● **STATED TASK**: List each line of the data in which the string "брусу" appears.

● **INFORMATION SHOWN**:
----------------------------------------
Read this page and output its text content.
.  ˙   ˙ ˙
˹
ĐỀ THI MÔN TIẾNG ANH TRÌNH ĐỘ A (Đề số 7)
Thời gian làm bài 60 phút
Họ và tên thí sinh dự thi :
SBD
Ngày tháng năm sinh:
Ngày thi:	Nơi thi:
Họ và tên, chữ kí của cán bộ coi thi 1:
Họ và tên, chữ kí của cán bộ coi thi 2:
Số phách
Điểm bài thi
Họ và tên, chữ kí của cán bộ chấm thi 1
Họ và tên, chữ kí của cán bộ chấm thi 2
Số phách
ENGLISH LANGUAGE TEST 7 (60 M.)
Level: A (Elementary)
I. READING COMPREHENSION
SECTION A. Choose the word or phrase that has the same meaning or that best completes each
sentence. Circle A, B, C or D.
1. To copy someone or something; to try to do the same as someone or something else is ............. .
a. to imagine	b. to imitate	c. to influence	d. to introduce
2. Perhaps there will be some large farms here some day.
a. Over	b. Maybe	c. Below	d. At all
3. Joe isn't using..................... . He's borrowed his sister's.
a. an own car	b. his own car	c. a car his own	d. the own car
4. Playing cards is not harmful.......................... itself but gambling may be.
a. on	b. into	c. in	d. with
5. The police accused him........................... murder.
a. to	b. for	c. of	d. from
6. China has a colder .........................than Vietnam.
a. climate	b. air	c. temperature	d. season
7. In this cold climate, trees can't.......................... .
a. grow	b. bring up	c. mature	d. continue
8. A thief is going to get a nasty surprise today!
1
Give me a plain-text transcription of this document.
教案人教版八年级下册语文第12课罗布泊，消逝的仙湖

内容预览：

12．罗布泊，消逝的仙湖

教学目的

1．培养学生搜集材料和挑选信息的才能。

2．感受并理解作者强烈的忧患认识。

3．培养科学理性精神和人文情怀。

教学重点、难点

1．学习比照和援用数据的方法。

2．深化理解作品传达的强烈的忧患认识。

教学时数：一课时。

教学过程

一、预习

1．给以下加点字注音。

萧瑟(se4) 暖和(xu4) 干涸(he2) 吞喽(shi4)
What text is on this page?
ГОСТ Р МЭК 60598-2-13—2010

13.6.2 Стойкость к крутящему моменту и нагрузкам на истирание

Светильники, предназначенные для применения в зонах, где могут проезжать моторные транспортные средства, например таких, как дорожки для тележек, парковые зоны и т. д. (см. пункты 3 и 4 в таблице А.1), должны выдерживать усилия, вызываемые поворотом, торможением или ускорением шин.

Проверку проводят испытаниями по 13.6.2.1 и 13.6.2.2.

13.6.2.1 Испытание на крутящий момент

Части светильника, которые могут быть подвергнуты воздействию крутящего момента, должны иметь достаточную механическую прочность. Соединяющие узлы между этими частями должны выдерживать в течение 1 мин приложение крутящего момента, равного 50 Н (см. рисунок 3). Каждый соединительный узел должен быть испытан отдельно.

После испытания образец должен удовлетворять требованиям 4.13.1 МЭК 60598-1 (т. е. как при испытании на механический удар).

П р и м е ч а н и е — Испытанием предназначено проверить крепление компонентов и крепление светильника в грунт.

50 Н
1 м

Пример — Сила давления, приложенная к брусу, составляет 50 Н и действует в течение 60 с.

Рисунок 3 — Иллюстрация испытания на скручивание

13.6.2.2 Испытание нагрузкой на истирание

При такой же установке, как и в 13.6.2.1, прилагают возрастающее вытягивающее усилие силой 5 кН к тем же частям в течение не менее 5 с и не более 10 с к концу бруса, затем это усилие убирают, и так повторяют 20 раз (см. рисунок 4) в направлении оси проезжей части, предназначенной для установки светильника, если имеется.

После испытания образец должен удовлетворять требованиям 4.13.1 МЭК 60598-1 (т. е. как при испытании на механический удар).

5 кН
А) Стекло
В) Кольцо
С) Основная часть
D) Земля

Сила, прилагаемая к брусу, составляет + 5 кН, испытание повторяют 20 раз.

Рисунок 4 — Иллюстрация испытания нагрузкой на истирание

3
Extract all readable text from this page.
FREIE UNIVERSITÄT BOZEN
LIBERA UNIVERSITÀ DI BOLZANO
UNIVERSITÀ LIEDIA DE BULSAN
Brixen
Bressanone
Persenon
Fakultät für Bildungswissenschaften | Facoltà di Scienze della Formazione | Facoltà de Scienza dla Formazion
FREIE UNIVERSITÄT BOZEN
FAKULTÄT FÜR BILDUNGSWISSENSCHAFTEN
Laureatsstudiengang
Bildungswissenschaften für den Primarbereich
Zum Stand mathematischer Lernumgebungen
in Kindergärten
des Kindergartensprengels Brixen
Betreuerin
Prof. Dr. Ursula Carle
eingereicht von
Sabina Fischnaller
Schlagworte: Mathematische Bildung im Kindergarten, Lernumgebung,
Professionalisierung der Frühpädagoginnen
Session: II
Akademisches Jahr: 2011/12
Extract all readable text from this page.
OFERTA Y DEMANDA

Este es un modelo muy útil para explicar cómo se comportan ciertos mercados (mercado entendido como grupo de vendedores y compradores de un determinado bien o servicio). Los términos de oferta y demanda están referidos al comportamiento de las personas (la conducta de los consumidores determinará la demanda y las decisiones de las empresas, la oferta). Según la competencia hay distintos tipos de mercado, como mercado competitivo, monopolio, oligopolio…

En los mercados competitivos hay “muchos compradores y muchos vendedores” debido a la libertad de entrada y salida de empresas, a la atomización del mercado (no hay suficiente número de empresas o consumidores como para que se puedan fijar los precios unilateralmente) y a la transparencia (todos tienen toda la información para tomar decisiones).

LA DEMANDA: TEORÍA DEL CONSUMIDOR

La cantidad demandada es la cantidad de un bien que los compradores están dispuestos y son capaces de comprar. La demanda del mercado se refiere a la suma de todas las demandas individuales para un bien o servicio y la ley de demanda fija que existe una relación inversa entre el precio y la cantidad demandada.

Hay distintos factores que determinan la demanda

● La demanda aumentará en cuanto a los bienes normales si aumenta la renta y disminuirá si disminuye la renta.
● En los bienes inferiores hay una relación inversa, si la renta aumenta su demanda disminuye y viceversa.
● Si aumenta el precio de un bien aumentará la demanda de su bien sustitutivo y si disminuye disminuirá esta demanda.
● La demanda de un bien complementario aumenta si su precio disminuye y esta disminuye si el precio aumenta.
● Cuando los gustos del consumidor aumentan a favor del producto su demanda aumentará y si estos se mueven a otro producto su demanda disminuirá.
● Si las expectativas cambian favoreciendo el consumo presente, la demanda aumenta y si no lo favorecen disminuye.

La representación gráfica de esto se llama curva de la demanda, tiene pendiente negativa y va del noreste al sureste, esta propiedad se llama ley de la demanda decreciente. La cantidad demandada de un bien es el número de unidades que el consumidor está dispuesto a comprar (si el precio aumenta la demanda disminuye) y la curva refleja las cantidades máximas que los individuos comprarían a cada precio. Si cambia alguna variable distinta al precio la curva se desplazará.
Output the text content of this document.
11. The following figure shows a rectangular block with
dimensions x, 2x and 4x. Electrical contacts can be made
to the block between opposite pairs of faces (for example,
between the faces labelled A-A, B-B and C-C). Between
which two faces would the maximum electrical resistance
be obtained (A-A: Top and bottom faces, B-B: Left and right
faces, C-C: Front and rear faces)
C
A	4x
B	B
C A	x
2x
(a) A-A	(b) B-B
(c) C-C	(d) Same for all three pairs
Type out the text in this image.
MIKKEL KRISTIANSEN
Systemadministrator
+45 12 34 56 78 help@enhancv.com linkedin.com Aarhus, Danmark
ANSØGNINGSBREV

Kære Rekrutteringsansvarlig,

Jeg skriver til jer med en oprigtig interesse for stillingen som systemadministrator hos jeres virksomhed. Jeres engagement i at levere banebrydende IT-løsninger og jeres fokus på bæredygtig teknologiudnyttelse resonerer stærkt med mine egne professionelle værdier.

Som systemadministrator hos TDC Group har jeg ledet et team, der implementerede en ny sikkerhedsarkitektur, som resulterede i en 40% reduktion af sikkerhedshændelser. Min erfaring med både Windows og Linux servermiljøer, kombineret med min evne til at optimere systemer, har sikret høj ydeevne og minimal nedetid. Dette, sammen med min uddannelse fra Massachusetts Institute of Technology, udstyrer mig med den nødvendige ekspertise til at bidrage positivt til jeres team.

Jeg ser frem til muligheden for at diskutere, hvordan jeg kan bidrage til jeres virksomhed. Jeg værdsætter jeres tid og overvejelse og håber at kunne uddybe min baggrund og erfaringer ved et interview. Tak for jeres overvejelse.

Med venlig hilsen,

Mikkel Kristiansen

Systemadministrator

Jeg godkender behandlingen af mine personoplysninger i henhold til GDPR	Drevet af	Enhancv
----------------------------------------
● **FINAL RESULT**:
Пример — Сила давления, приложенная к брусу, составляет 50 Н и действует в течение 60 с.
Сила, прилагаемая к брусу, составляет + 5 кН, испытание повторяют 20 раз.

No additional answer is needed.